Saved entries
- - - -
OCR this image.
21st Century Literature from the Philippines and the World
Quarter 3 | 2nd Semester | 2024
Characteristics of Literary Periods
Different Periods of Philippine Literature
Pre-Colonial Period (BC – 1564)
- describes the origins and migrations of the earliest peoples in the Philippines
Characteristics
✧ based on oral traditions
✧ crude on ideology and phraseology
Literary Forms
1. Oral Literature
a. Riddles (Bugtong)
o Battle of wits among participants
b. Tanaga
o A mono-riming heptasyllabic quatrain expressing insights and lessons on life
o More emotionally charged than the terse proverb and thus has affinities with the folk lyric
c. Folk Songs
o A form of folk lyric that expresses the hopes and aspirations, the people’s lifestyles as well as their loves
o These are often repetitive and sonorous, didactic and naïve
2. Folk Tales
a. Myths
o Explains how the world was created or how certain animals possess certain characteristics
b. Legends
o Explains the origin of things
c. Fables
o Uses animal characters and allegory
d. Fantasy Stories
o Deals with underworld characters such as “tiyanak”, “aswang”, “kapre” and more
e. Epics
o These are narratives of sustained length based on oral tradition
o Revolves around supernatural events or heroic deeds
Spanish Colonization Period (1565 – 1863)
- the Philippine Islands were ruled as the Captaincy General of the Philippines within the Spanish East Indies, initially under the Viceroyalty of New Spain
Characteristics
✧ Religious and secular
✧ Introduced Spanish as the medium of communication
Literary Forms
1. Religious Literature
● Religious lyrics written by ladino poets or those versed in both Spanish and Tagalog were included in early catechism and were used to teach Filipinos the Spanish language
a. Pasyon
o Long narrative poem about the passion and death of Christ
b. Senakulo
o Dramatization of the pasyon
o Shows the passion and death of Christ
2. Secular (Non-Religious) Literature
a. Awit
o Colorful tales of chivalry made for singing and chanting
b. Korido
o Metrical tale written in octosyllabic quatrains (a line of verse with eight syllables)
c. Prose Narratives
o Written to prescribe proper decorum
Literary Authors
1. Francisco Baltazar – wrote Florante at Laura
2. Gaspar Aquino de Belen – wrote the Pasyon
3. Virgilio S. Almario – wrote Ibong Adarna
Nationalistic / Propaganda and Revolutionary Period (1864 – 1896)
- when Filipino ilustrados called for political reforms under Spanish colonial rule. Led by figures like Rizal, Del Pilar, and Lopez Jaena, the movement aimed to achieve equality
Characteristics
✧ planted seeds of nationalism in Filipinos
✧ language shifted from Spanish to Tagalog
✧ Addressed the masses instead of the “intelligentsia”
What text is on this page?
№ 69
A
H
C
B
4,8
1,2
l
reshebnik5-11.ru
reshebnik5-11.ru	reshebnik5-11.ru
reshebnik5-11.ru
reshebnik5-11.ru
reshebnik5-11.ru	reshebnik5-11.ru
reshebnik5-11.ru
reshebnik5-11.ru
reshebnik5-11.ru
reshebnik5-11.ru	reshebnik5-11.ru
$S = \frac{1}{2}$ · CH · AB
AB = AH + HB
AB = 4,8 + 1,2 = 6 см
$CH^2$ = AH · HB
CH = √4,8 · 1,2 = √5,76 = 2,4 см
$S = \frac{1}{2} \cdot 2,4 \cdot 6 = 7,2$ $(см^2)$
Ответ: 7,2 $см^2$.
- - - -
▸ Task: Write the material out again word for word.

▸ Exercise answer:
OCR this image.
21st Century Literature from the Philippines and the World
Quarter 3 | 2nd Semester | 2024
Characteristics of Literary Periods
Different Periods of Philippine Literature
Pre-Colonial Period (BC – 1564)
- describes the origins and migrations of the earliest peoples in the Philippines
Characteristics
✧ based on oral traditions
✧ crude on ideology and phraseology
Literary Forms
1. Oral Literature
a. Riddles (Bugtong)
o Battle of wits among participants
b. Tanaga
o A mono-riming heptasyllabic quatrain expressing insights and lessons on life
o More emotionally charged than the terse proverb and thus has affinities with the folk lyric
c. Folk Songs
o A form of folk lyric that expresses the hopes and aspirations, the people’s lifestyles as well as their loves
o These are often repetitive and sonorous, didactic and naïve
2. Folk Tales
a. Myths
o Explains how the world was created or how certain animals possess certain characteristics
b. Legends
o Explains the origin of things
c. Fables
o Uses animal characters and allegory
d. Fantasy Stories
o Deals with underworld characters such as “tiyanak”, “aswang”, “kapre” and more
e. Epics
o These are narratives of sustained length based on oral tradition
o Revolves around supernatural events or heroic deeds
Spanish Colonization Period (1565 – 1863)
- the Philippine Islands were ruled as the Captaincy General of the Philippines within the Spanish East Indies, initially under the Viceroyalty of New Spain
Characteristics
✧ Religious and secular
✧ Introduced Spanish as the medium of communication
Literary Forms
1. Religious Literature
● Religious lyrics written by ladino poets or those versed in both Spanish and Tagalog were included in early catechism and were used to teach Filipinos the Spanish language
a. Pasyon
o Long narrative poem about the passion and death of Christ
b. Senakulo
o Dramatization of the pasyon
o Shows the passion and death of Christ
2. Secular (Non-Religious) Literature
a. Awit
o Colorful tales of chivalry made for singing and chanting
b. Korido
o Metrical tale written in octosyllabic quatrains (a line of verse with eight syllables)
c. Prose Narratives
o Written to prescribe proper decorum
Literary Authors
1. Francisco Baltazar – wrote Florante at Laura
2. Gaspar Aquino de Belen – wrote the Pasyon
3. Virgilio S. Almario – wrote Ibong Adarna
Nationalistic / Propaganda and Revolutionary Period (1864 – 1896)
- when Filipino ilustrados called for political reforms under Spanish colonial rule. Led by figures like Rizal, Del Pilar, and Lopez Jaena, the movement aimed to achieve equality
Characteristics
✧ planted seeds of nationalism in Filipinos
✧ language shifted from Spanish to Tagalog
✧ Addressed the masses instead of the “intelligentsia”
What text is on this page?
№ 69
A
H
C
B
4,8
1,2
l
reshebnik5-11.ru
reshebnik5-11.ru	reshebnik5-11.ru
reshebnik5-11.ru
reshebnik5-11.ru
reshebnik5-11.ru	reshebnik5-11.ru
reshebnik5-11.ru
reshebnik5-11.ru
reshebnik5-11.ru
reshebnik5-11.ru	reshebnik5-11.ru
$S = \frac{1}{2}$ · CH · AB
AB = AH + HB
AB = 4,8 + 1,2 = 6 см
$CH^2$ = AH · HB
CH = √4,8 · 1,2 = √5,76 = 2,4 см
$S = \frac{1}{2} \cdot 2,4 \cdot 6 = 7,2$ $(см^2)$
Ответ: 7,2 $см^2$.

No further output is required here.